## [Work to complete]
Scan the entries below. List each line with "title".

[Stored data entries]
+ + + + +

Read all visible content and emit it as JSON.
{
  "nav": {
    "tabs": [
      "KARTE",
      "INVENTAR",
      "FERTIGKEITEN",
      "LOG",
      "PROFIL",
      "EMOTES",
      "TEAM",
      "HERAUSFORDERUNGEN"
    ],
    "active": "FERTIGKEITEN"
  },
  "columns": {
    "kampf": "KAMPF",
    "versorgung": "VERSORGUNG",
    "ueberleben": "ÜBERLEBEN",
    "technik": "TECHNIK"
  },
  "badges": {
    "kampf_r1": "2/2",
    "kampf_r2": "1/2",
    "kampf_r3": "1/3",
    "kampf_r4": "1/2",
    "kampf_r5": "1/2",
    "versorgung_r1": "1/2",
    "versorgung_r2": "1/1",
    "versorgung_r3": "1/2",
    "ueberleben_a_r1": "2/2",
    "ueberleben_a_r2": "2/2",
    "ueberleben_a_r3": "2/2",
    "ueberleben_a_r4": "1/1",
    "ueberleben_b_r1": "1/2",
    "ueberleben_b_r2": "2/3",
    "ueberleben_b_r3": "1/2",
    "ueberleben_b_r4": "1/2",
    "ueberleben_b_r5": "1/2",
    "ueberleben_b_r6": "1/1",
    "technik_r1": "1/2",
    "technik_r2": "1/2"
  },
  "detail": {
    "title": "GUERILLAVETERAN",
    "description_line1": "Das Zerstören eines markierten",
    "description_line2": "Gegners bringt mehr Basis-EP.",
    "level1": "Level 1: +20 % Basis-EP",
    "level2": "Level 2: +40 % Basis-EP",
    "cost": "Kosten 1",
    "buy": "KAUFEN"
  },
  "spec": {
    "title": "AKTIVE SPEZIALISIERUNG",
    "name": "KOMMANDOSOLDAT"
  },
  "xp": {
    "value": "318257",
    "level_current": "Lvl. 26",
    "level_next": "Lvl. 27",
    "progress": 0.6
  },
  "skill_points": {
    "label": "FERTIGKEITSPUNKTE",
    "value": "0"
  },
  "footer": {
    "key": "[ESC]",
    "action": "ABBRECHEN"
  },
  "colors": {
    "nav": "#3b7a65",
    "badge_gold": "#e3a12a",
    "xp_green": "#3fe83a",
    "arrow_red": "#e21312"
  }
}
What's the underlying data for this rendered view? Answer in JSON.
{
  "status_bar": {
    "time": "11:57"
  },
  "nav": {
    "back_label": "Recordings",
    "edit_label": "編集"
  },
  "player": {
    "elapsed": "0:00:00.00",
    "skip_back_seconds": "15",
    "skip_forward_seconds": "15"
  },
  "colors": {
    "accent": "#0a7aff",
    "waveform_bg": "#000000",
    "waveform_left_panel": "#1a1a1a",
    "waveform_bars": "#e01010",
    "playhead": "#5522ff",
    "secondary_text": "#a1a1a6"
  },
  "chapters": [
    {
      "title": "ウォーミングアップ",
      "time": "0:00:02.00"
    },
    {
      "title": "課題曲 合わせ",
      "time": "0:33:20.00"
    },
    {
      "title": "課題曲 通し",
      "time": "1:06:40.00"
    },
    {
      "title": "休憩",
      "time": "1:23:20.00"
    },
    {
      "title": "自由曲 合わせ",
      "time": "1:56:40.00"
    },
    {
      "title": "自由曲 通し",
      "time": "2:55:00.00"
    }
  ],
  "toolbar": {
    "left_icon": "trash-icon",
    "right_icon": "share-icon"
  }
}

+ + + + +

## [Written reply]
    "title": "GUERILLAVETERAN",
    "title": "AKTIVE SPEZIALISIERUNG",
      "title": "ウォーミングアップ",
      "title": "課題曲 合わせ",
      "title": "課題曲 通し",
      "title": "休憩",
      "title": "自由曲 合わせ",
      "title": "自由曲 通し",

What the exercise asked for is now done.